**YOUR OBJECTIVE**
Transcribe each of the records below exactly, excluding all pictures.

Start

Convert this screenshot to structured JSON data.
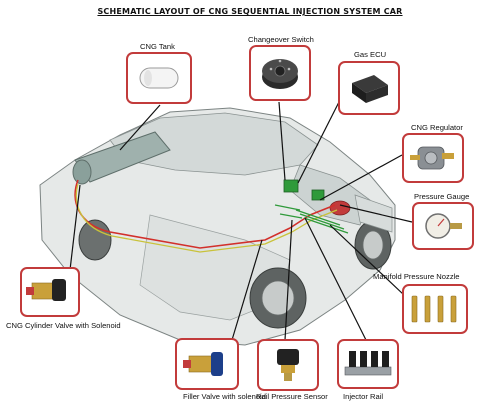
{
  "title": "SCHEMATIC LAYOUT OF CNG SEQUENTIAL INJECTION SYSTEM CAR",
  "components": {
    "cng_tank": "CNG Tank",
    "changeover_switch": "Changeover Switch",
    "gas_ecu": "Gas ECU",
    "cng_regulator": "CNG Regulator",
    "pressure_gauge": "Pressure Gauge",
    "manifold_pressure_nozzle": "Manifold Pressure Nozzle",
    "cylinder_valve": "CNG Cylinder Valve with Solenoid",
    "filler_valve": "Filler Valve with solenoid",
    "rail_pressure_sensor": "Rail Pressure Sensor",
    "injector_rail": "Injector Rail"
  },
  "colors": {
    "frame_border": "#c23b3b",
    "car_body": "#dfe3e2",
    "gas_line": "#d2302b",
    "fuel_line": "#c9c23a",
    "wire_green": "#2f9a3a"
  }
}
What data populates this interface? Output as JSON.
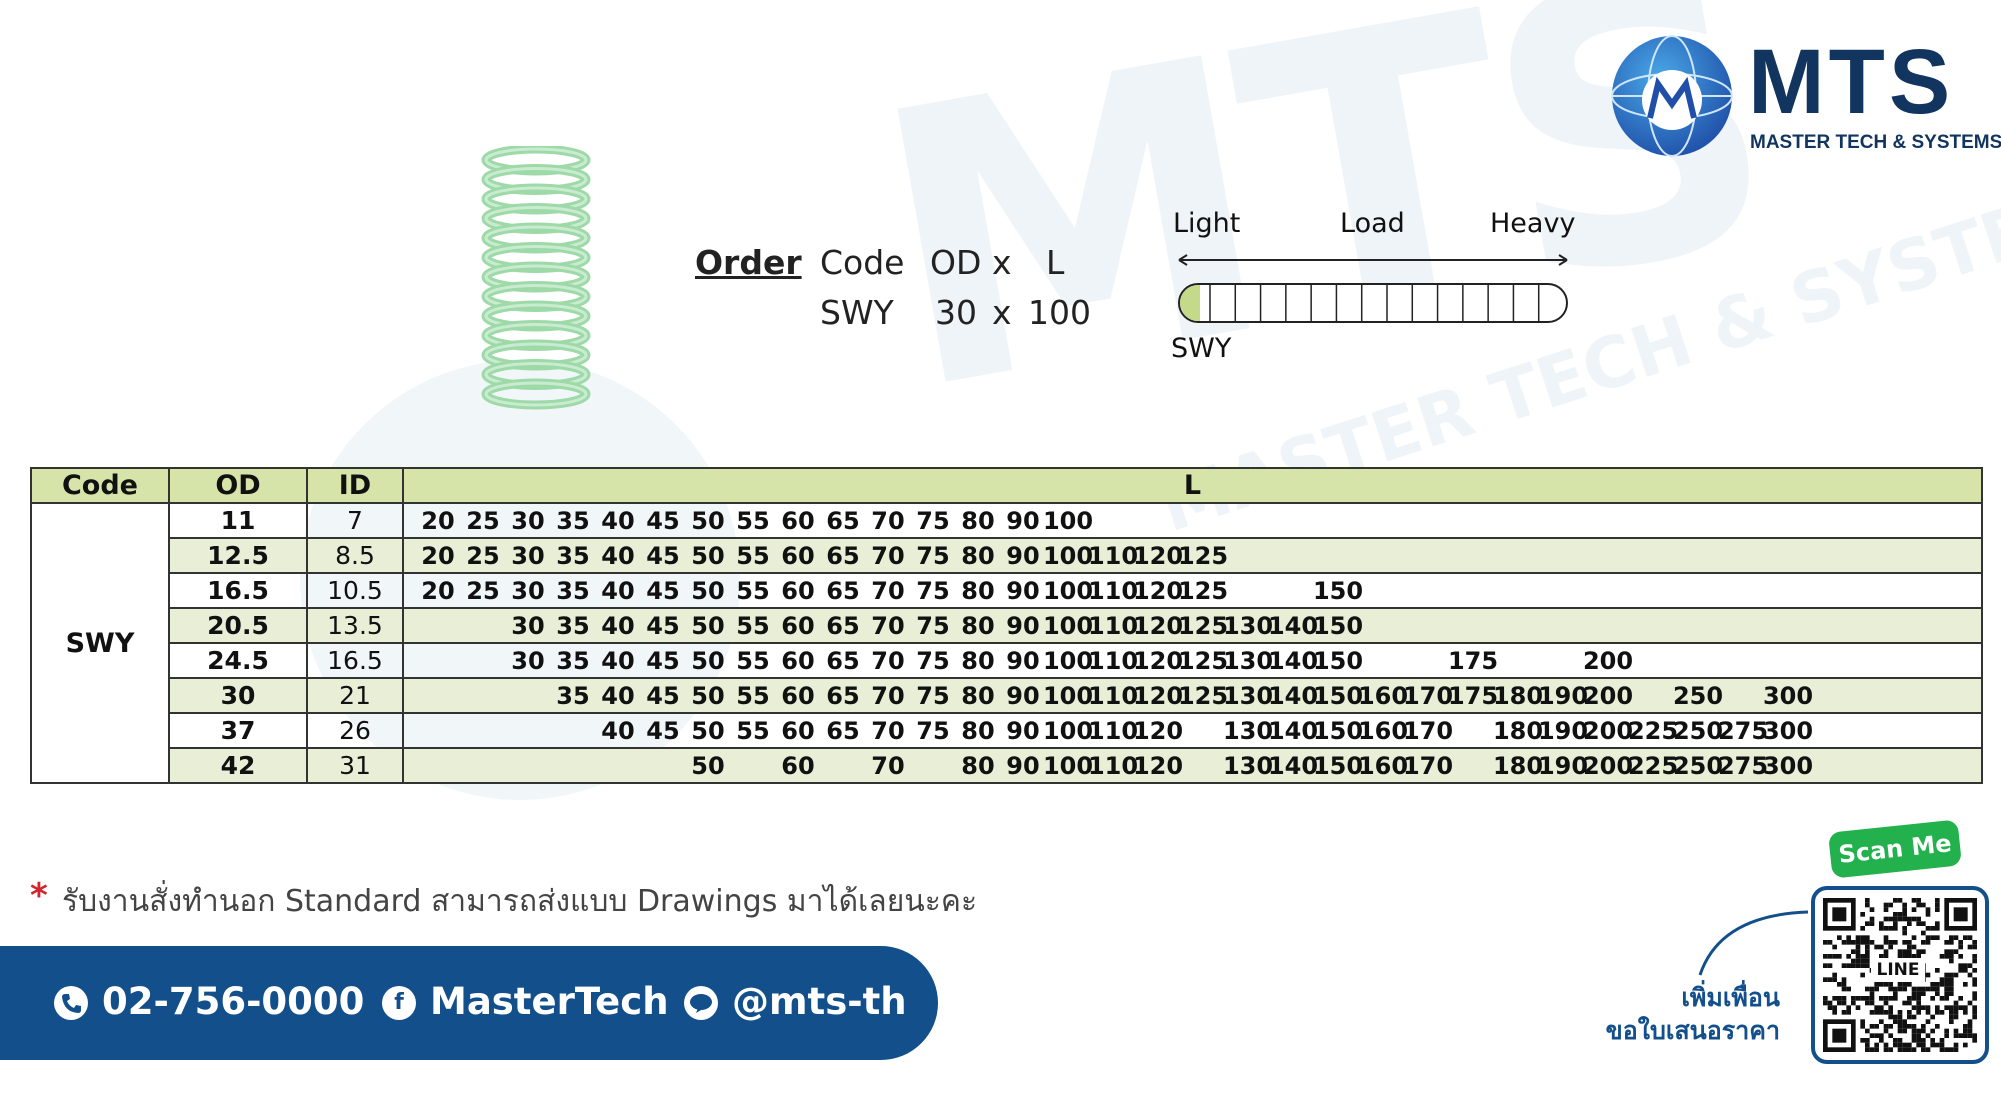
{
  "brand": {
    "name": "MTS",
    "tagline": "MASTER TECH & SYSTEMS",
    "primary_color": "#12355f",
    "accent_color": "#134f8a",
    "watermark": "MTS",
    "watermark_sub": "MASTER TECH & SYSTEMS"
  },
  "order": {
    "label": "Order",
    "header": {
      "code": "Code",
      "od": "OD",
      "x": "x",
      "l": "L"
    },
    "example": {
      "code": "SWY",
      "od": "30",
      "x": "x",
      "l": "100"
    }
  },
  "load_scale": {
    "light": "Light",
    "load": "Load",
    "heavy": "Heavy",
    "segments": 14,
    "selected_segments": 1,
    "selected_label": "SWY",
    "selected_color": "#c5d98a"
  },
  "table": {
    "headers": {
      "code": "Code",
      "od": "OD",
      "id": "ID",
      "l": "L"
    },
    "code": "SWY",
    "header_color": "#d6e4aa",
    "stripe_color": "#e8efd6",
    "rows": [
      {
        "od": "11",
        "id": "7",
        "l": [
          "20",
          "25",
          "30",
          "35",
          "40",
          "45",
          "50",
          "55",
          "60",
          "65",
          "70",
          "75",
          "80",
          "90",
          "100"
        ]
      },
      {
        "od": "12.5",
        "id": "8.5",
        "l": [
          "20",
          "25",
          "30",
          "35",
          "40",
          "45",
          "50",
          "55",
          "60",
          "65",
          "70",
          "75",
          "80",
          "90",
          "100",
          "110",
          "120",
          "125"
        ]
      },
      {
        "od": "16.5",
        "id": "10.5",
        "l": [
          "20",
          "25",
          "30",
          "35",
          "40",
          "45",
          "50",
          "55",
          "60",
          "65",
          "70",
          "75",
          "80",
          "90",
          "100",
          "110",
          "120",
          "125",
          "150"
        ]
      },
      {
        "od": "20.5",
        "id": "13.5",
        "l": [
          "30",
          "35",
          "40",
          "45",
          "50",
          "55",
          "60",
          "65",
          "70",
          "75",
          "80",
          "90",
          "100",
          "110",
          "120",
          "125",
          "130",
          "140",
          "150"
        ]
      },
      {
        "od": "24.5",
        "id": "16.5",
        "l": [
          "30",
          "35",
          "40",
          "45",
          "50",
          "55",
          "60",
          "65",
          "70",
          "75",
          "80",
          "90",
          "100",
          "110",
          "120",
          "125",
          "130",
          "140",
          "150",
          "175",
          "200"
        ]
      },
      {
        "od": "30",
        "id": "21",
        "l": [
          "35",
          "40",
          "45",
          "50",
          "55",
          "60",
          "65",
          "70",
          "75",
          "80",
          "90",
          "100",
          "110",
          "120",
          "125",
          "130",
          "140",
          "150",
          "160",
          "170",
          "175",
          "180",
          "190",
          "200",
          "250",
          "300"
        ]
      },
      {
        "od": "37",
        "id": "26",
        "l": [
          "40",
          "45",
          "50",
          "55",
          "60",
          "65",
          "70",
          "75",
          "80",
          "90",
          "100",
          "110",
          "120",
          "130",
          "140",
          "150",
          "160",
          "170",
          "180",
          "190",
          "200",
          "225",
          "250",
          "275",
          "300"
        ]
      },
      {
        "od": "42",
        "id": "31",
        "l": [
          "50",
          "60",
          "70",
          "80",
          "90",
          "100",
          "110",
          "120",
          "130",
          "140",
          "150",
          "160",
          "170",
          "180",
          "190",
          "200",
          "225",
          "250",
          "275",
          "300"
        ]
      }
    ]
  },
  "note": {
    "star": "*",
    "text": "รับงานสั่งทำนอก Standard สามารถส่งแบบ Drawings มาได้เลยนะคะ"
  },
  "contact": {
    "phone_icon": "phone-icon",
    "phone": "02-756-0000",
    "facebook_icon": "facebook-icon",
    "facebook_glyph": "f",
    "facebook": "MasterTech",
    "line_icon": "line-icon",
    "line": "@mts-th"
  },
  "qr": {
    "scan_label": "Scan Me",
    "center_label": "LINE",
    "caption_line1": "เพิ่มเพื่อน",
    "caption_line2": "ขอใบเสนอราคา"
  }
}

End

**OUTPUT OF THE EXERCISE**
Convert this screenshot to structured JSON data.
{
  "title": "SCHEMATIC LAYOUT OF CNG SEQUENTIAL INJECTION SYSTEM CAR",
  "components": {
    "cng_tank": "CNG Tank",
    "changeover_switch": "Changeover Switch",
    "gas_ecu": "Gas ECU",
    "cng_regulator": "CNG Regulator",
    "pressure_gauge": "Pressure Gauge",
    "manifold_pressure_nozzle": "Manifold Pressure Nozzle",
    "cylinder_valve": "CNG Cylinder Valve with Solenoid",
    "filler_valve": "Filler Valve with solenoid",
    "rail_pressure_sensor": "Rail Pressure Sensor",
    "injector_rail": "Injector Rail"
  },
  "colors": {
    "frame_border": "#c23b3b",
    "car_body": "#dfe3e2",
    "gas_line": "#d2302b",
    "fuel_line": "#c9c23a",
    "wire_green": "#2f9a3a"
  }
}
What data populates this interface? Output as JSON.
{
  "brand": {
    "name": "MTS",
    "tagline": "MASTER TECH & SYSTEMS",
    "primary_color": "#12355f",
    "accent_color": "#134f8a",
    "watermark": "MTS",
    "watermark_sub": "MASTER TECH & SYSTEMS"
  },
  "order": {
    "label": "Order",
    "header": {
      "code": "Code",
      "od": "OD",
      "x": "x",
      "l": "L"
    },
    "example": {
      "code": "SWY",
      "od": "30",
      "x": "x",
      "l": "100"
    }
  },
  "load_scale": {
    "light": "Light",
    "load": "Load",
    "heavy": "Heavy",
    "segments": 14,
    "selected_segments": 1,
    "selected_label": "SWY",
    "selected_color": "#c5d98a"
  },
  "table": {
    "headers": {
      "code": "Code",
      "od": "OD",
      "id": "ID",
      "l": "L"
    },
    "code": "SWY",
    "header_color": "#d6e4aa",
    "stripe_color": "#e8efd6",
    "rows": [
      {
        "od": "11",
        "id": "7",
        "l": [
          "20",
          "25",
          "30",
          "35",
          "40",
          "45",
          "50",
          "55",
          "60",
          "65",
          "70",
          "75",
          "80",
          "90",
          "100"
        ]
      },
      {
        "od": "12.5",
        "id": "8.5",
        "l": [
          "20",
          "25",
          "30",
          "35",
          "40",
          "45",
          "50",
          "55",
          "60",
          "65",
          "70",
          "75",
          "80",
          "90",
          "100",
          "110",
          "120",
          "125"
        ]
      },
      {
        "od": "16.5",
        "id": "10.5",
        "l": [
          "20",
          "25",
          "30",
          "35",
          "40",
          "45",
          "50",
          "55",
          "60",
          "65",
          "70",
          "75",
          "80",
          "90",
          "100",
          "110",
          "120",
          "125",
          "150"
        ]
      },
      {
        "od": "20.5",
        "id": "13.5",
        "l": [
          "30",
          "35",
          "40",
          "45",
          "50",
          "55",
          "60",
          "65",
          "70",
          "75",
          "80",
          "90",
          "100",
          "110",
          "120",
          "125",
          "130",
          "140",
          "150"
        ]
      },
      {
        "od": "24.5",
        "id": "16.5",
        "l": [
          "30",
          "35",
          "40",
          "45",
          "50",
          "55",
          "60",
          "65",
          "70",
          "75",
          "80",
          "90",
          "100",
          "110",
          "120",
          "125",
          "130",
          "140",
          "150",
          "175",
          "200"
        ]
      },
      {
        "od": "30",
        "id": "21",
        "l": [
          "35",
          "40",
          "45",
          "50",
          "55",
          "60",
          "65",
          "70",
          "75",
          "80",
          "90",
          "100",
          "110",
          "120",
          "125",
          "130",
          "140",
          "150",
          "160",
          "170",
          "175",
          "180",
          "190",
          "200",
          "250",
          "300"
        ]
      },
      {
        "od": "37",
        "id": "26",
        "l": [
          "40",
          "45",
          "50",
          "55",
          "60",
          "65",
          "70",
          "75",
          "80",
          "90",
          "100",
          "110",
          "120",
          "130",
          "140",
          "150",
          "160",
          "170",
          "180",
          "190",
          "200",
          "225",
          "250",
          "275",
          "300"
        ]
      },
      {
        "od": "42",
        "id": "31",
        "l": [
          "50",
          "60",
          "70",
          "80",
          "90",
          "100",
          "110",
          "120",
          "130",
          "140",
          "150",
          "160",
          "170",
          "180",
          "190",
          "200",
          "225",
          "250",
          "275",
          "300"
        ]
      }
    ]
  },
  "note": {
    "star": "*",
    "text": "รับงานสั่งทำนอก Standard สามารถส่งแบบ Drawings มาได้เลยนะคะ"
  },
  "contact": {
    "phone_icon": "phone-icon",
    "phone": "02-756-0000",
    "facebook_icon": "facebook-icon",
    "facebook_glyph": "f",
    "facebook": "MasterTech",
    "line_icon": "line-icon",
    "line": "@mts-th"
  },
  "qr": {
    "scan_label": "Scan Me",
    "center_label": "LINE",
    "caption_line1": "เพิ่มเพื่อน",
    "caption_line2": "ขอใบเสนอราคา"
  }
}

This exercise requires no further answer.